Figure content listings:
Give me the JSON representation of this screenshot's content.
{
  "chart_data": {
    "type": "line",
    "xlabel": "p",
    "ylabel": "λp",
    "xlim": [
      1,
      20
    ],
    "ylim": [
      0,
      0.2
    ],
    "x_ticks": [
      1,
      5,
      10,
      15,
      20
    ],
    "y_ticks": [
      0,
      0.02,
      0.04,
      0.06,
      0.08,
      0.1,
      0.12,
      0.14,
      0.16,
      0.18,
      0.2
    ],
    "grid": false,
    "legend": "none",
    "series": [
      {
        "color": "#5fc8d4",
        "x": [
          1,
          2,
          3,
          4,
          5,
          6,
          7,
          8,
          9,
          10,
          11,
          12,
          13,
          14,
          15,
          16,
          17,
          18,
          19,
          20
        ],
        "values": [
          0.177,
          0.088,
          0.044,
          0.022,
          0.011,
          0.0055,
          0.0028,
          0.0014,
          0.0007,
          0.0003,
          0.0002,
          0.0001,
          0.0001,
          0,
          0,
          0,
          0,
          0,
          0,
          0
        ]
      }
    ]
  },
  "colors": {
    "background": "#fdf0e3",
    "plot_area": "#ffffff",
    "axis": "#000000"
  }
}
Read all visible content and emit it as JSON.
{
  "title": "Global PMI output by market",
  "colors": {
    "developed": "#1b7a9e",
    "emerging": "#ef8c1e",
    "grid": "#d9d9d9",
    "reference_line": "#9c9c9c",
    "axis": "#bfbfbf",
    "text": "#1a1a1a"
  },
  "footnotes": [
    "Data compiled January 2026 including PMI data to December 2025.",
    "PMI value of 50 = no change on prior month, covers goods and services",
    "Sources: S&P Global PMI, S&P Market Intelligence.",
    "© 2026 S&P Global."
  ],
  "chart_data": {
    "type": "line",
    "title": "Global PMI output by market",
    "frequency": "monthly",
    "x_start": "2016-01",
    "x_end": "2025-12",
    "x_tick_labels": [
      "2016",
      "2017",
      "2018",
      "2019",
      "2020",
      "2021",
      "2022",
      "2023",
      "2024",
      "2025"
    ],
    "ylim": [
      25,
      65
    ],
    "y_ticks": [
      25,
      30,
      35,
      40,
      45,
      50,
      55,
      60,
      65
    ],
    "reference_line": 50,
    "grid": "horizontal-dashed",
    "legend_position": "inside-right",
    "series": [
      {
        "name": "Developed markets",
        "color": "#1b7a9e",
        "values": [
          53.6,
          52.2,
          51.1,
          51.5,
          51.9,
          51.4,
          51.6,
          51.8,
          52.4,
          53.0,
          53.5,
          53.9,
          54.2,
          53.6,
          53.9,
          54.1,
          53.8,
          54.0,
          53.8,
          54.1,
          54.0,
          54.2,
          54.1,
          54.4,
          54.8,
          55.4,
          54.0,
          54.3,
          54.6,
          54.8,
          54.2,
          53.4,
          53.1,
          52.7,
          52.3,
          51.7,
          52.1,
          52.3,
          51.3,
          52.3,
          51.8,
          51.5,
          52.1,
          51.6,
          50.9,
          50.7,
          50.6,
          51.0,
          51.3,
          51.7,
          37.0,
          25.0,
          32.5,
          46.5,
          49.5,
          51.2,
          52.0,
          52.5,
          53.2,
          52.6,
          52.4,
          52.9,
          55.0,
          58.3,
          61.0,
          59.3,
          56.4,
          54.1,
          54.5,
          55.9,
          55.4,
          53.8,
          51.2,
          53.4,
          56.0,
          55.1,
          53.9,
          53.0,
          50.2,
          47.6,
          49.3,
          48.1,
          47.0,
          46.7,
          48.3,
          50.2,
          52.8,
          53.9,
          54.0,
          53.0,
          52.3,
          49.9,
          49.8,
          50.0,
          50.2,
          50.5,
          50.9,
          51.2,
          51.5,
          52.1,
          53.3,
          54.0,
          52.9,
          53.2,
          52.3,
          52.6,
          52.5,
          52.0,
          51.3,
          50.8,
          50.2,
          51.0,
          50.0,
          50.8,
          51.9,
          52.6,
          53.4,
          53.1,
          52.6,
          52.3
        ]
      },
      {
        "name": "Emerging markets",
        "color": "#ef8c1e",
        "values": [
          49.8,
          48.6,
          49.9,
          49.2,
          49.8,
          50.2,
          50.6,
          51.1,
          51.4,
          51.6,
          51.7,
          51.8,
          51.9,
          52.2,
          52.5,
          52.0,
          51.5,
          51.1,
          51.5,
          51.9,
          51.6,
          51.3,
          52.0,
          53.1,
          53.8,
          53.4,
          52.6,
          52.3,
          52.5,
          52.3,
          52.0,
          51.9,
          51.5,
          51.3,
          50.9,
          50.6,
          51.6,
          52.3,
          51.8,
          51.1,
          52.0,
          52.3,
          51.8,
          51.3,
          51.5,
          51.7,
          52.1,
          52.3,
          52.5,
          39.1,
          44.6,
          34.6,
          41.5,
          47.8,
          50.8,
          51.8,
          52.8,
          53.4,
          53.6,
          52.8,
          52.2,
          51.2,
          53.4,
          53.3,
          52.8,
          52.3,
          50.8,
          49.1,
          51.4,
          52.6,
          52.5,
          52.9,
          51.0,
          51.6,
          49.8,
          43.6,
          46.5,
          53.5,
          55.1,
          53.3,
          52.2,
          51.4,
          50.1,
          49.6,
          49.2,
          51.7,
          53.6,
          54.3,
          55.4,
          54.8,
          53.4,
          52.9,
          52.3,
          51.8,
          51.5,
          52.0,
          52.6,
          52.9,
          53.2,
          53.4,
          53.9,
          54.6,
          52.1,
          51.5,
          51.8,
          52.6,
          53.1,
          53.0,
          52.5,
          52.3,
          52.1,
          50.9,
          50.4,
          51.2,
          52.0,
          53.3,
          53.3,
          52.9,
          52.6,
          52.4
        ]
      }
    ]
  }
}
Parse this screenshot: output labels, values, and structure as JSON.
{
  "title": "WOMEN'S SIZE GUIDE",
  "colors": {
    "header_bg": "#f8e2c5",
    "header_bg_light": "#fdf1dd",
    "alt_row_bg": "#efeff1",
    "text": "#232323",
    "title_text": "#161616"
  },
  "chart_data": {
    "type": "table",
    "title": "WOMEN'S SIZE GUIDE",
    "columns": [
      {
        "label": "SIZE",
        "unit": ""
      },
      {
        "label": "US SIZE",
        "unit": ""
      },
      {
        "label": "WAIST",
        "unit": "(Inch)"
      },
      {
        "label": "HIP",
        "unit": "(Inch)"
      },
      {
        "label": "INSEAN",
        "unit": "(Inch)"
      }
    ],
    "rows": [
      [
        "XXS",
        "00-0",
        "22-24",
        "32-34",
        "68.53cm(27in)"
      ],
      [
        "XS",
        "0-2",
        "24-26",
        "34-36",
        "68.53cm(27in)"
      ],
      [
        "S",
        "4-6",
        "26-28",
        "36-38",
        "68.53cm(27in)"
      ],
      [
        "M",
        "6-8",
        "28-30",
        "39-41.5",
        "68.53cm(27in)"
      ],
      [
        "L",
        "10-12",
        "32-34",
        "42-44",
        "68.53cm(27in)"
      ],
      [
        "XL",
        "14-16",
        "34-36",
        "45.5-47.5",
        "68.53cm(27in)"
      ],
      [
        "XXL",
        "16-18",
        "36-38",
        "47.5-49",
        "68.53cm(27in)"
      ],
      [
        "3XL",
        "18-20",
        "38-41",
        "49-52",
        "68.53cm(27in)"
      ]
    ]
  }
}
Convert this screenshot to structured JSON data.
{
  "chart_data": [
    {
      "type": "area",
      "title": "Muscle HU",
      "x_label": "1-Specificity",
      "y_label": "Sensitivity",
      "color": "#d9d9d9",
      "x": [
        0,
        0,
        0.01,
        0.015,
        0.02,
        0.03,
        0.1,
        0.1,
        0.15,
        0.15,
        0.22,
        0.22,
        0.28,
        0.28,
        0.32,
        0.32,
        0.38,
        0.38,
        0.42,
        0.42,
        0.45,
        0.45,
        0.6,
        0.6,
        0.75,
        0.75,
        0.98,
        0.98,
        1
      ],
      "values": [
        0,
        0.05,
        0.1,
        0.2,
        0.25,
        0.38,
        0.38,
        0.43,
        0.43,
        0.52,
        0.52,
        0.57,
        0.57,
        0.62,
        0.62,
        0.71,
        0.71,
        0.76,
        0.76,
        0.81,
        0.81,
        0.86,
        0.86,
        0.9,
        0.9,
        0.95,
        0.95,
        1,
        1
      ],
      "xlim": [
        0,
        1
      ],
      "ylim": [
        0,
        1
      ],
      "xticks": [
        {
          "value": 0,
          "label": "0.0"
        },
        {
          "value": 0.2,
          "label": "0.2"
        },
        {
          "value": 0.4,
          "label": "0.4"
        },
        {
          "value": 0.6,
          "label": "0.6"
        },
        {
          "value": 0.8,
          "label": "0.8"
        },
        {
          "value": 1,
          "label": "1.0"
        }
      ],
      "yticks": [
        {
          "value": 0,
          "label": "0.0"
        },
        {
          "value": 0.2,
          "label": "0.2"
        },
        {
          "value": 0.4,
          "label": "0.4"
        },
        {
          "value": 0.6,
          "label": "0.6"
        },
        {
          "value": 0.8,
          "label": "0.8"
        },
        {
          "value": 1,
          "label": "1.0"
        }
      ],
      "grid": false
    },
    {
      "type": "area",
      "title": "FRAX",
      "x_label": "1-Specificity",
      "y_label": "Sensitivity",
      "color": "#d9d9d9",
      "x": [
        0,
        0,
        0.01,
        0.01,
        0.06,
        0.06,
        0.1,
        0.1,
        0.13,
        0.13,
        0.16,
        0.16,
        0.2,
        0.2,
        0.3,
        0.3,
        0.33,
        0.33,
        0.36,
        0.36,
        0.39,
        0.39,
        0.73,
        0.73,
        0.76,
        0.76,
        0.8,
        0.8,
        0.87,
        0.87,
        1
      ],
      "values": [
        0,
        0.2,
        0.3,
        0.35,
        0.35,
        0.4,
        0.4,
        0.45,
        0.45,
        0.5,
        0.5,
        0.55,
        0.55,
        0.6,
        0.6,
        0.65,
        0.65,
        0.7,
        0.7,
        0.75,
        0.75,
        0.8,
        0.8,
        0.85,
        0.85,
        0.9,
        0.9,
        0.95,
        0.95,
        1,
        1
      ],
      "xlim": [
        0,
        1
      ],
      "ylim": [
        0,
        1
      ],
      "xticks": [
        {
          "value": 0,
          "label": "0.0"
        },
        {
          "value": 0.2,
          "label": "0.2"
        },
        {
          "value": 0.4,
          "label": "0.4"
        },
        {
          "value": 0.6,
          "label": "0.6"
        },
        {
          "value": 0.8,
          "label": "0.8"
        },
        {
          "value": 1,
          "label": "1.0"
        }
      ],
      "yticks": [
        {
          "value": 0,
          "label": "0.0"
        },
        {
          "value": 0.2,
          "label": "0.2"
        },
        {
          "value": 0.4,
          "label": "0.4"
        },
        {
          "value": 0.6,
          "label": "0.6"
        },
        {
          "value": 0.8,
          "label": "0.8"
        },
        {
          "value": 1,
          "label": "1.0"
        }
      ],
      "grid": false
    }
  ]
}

PROBLEM:
Using the material above, copy every line in which the string "markets" occurs.

THE COMPLETED TASK:
        "name": "Developed markets",
        "name": "Emerging markets",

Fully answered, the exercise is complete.